▶ What needs to be done
Each line should be copied exactly.

--- START OF Listing ---

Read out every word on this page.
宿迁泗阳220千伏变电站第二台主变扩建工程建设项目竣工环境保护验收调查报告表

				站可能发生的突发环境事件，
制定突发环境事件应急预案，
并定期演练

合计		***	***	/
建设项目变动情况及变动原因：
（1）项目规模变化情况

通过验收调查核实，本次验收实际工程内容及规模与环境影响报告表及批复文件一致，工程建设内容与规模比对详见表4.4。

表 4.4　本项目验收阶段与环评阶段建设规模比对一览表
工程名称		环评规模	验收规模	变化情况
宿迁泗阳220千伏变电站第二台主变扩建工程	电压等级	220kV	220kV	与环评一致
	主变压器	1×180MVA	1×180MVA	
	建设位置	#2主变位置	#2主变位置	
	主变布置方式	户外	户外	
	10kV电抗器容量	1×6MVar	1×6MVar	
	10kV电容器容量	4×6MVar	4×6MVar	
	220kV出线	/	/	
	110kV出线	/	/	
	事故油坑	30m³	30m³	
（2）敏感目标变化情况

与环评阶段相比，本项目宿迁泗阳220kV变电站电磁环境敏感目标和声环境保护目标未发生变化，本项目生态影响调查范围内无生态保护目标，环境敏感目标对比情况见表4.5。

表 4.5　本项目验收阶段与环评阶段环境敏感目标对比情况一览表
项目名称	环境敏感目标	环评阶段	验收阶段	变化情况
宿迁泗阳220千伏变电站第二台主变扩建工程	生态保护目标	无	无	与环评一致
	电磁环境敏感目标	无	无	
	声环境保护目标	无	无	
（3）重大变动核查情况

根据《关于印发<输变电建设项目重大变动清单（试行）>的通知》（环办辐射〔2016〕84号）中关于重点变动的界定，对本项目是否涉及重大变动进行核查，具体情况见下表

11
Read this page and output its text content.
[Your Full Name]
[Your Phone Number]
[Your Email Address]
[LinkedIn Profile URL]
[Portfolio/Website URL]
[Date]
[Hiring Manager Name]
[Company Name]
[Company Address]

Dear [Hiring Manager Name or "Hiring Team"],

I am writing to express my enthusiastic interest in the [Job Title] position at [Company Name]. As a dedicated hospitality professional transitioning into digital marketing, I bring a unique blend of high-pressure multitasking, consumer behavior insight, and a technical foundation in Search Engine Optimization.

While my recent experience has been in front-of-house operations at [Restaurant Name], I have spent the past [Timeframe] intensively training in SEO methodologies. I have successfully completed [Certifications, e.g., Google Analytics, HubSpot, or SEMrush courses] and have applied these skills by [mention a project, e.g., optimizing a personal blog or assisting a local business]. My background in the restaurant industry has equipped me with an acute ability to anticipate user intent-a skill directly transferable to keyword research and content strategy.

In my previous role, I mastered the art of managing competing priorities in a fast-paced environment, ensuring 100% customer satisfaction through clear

--- END OF Listing ---

▶ Exercise answer
Read out every word on this page.
宿迁泗阳220千伏变电站第二台主变扩建工程建设项目竣工环境保护验收调查报告表

				站可能发生的突发环境事件，
制定突发环境事件应急预案，
并定期演练

合计		***	***	/
建设项目变动情况及变动原因：
（1）项目规模变化情况

通过验收调查核实，本次验收实际工程内容及规模与环境影响报告表及批复文件一致，工程建设内容与规模比对详见表4.4。

表 4.4　本项目验收阶段与环评阶段建设规模比对一览表
工程名称		环评规模	验收规模	变化情况
宿迁泗阳220千伏变电站第二台主变扩建工程	电压等级	220kV	220kV	与环评一致
	主变压器	1×180MVA	1×180MVA	
	建设位置	#2主变位置	#2主变位置	
	主变布置方式	户外	户外	
	10kV电抗器容量	1×6MVar	1×6MVar	
	10kV电容器容量	4×6MVar	4×6MVar	
	220kV出线	/	/	
	110kV出线	/	/	
	事故油坑	30m³	30m³	
（2）敏感目标变化情况

与环评阶段相比，本项目宿迁泗阳220kV变电站电磁环境敏感目标和声环境保护目标未发生变化，本项目生态影响调查范围内无生态保护目标，环境敏感目标对比情况见表4.5。

表 4.5　本项目验收阶段与环评阶段环境敏感目标对比情况一览表
项目名称	环境敏感目标	环评阶段	验收阶段	变化情况
宿迁泗阳220千伏变电站第二台主变扩建工程	生态保护目标	无	无	与环评一致
	电磁环境敏感目标	无	无	
	声环境保护目标	无	无	
（3）重大变动核查情况

根据《关于印发<输变电建设项目重大变动清单（试行）>的通知》（环办辐射〔2016〕84号）中关于重点变动的界定，对本项目是否涉及重大变动进行核查，具体情况见下表

11
Read this page and output its text content.
[Your Full Name]
[Your Phone Number]
[Your Email Address]
[LinkedIn Profile URL]
[Portfolio/Website URL]
[Date]
[Hiring Manager Name]
[Company Name]
[Company Address]

Dear [Hiring Manager Name or "Hiring Team"],

I am writing to express my enthusiastic interest in the [Job Title] position at [Company Name]. As a dedicated hospitality professional transitioning into digital marketing, I bring a unique blend of high-pressure multitasking, consumer behavior insight, and a technical foundation in Search Engine Optimization.

While my recent experience has been in front-of-house operations at [Restaurant Name], I have spent the past [Timeframe] intensively training in SEO methodologies. I have successfully completed [Certifications, e.g., Google Analytics, HubSpot, or SEMrush courses] and have applied these skills by [mention a project, e.g., optimizing a personal blog or assisting a local business]. My background in the restaurant industry has equipped me with an acute ability to anticipate user intent-a skill directly transferable to keyword research and content strategy.

In my previous role, I mastered the art of managing competing priorities in a fast-paced environment, ensuring 100% customer satisfaction through clear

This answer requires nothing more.